In the copy, include every entry exactly but none of the pictures.

● **Data entries**:
[start]
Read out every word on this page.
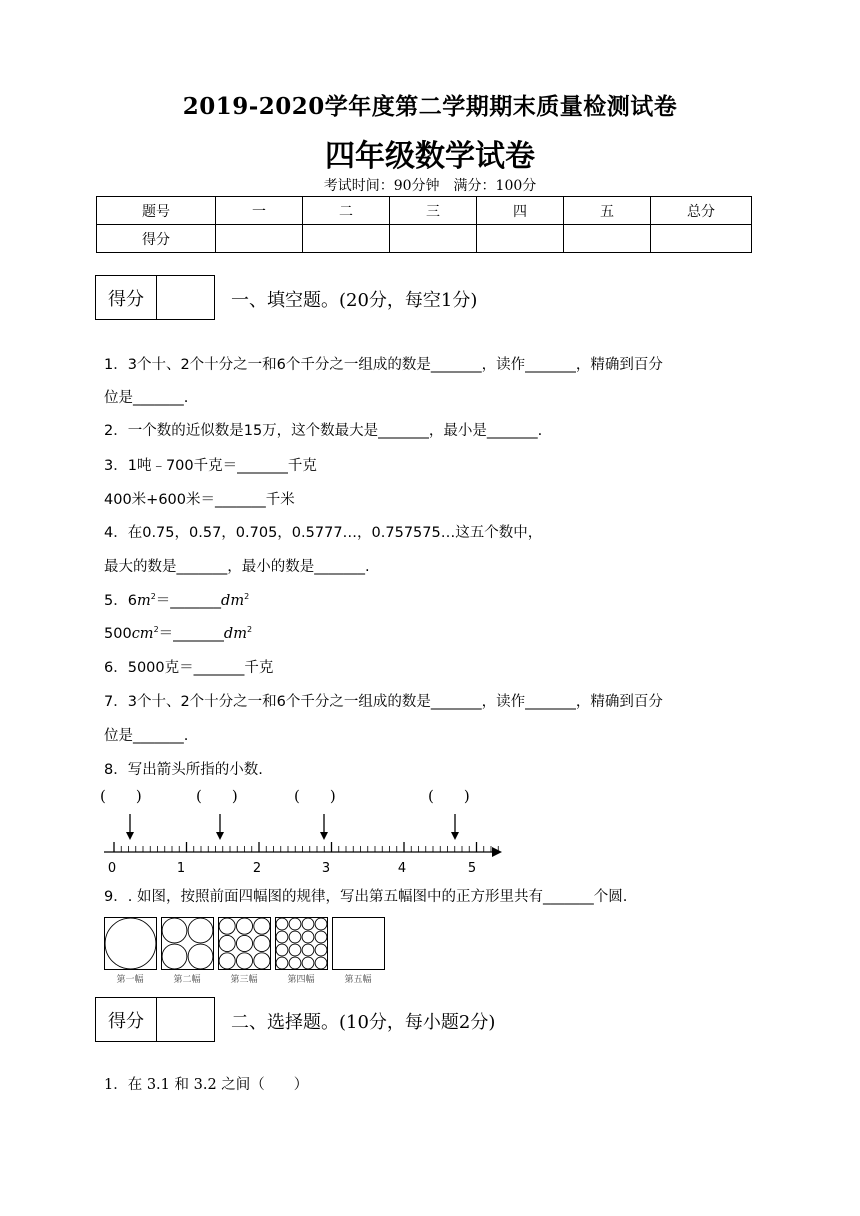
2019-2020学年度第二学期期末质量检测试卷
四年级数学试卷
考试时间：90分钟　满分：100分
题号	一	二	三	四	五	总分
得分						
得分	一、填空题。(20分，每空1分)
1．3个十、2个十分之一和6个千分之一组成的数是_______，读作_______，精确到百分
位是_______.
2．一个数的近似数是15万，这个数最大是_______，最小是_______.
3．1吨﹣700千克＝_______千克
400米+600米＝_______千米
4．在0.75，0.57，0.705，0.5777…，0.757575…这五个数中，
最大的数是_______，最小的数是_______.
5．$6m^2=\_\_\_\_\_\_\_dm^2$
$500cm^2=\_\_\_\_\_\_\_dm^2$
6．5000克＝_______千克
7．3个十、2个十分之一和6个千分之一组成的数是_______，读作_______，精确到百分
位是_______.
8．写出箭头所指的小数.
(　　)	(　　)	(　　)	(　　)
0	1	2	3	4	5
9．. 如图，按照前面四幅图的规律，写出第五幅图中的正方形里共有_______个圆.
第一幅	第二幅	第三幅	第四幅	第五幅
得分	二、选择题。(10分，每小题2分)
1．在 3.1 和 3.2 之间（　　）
[end]
● **Reply**:
Read out every word on this page.
2019-2020学年度第二学期期末质量检测试卷
四年级数学试卷
考试时间：90分钟　满分：100分
题号	一	二	三	四	五	总分
得分						
得分	一、填空题。(20分，每空1分)
1．3个十、2个十分之一和6个千分之一组成的数是_______，读作_______，精确到百分
位是_______.
2．一个数的近似数是15万，这个数最大是_______，最小是_______.
3．1吨﹣700千克＝_______千克
400米+600米＝_______千米
4．在0.75，0.57，0.705，0.5777…，0.757575…这五个数中，
最大的数是_______，最小的数是_______.
5．$6m^2=\_\_\_\_\_\_\_dm^2$
$500cm^2=\_\_\_\_\_\_\_dm^2$
6．5000克＝_______千克
7．3个十、2个十分之一和6个千分之一组成的数是_______，读作_______，精确到百分
位是_______.
8．写出箭头所指的小数.
(　　)	(　　)	(　　)	(　　)
0	1	2	3	4	5
9．. 如图，按照前面四幅图的规律，写出第五幅图中的正方形里共有_______个圆.
第一幅	第二幅	第三幅	第四幅	第五幅
得分	二、选择题。(10分，每小题2分)
1．在 3.1 和 3.2 之间（　　）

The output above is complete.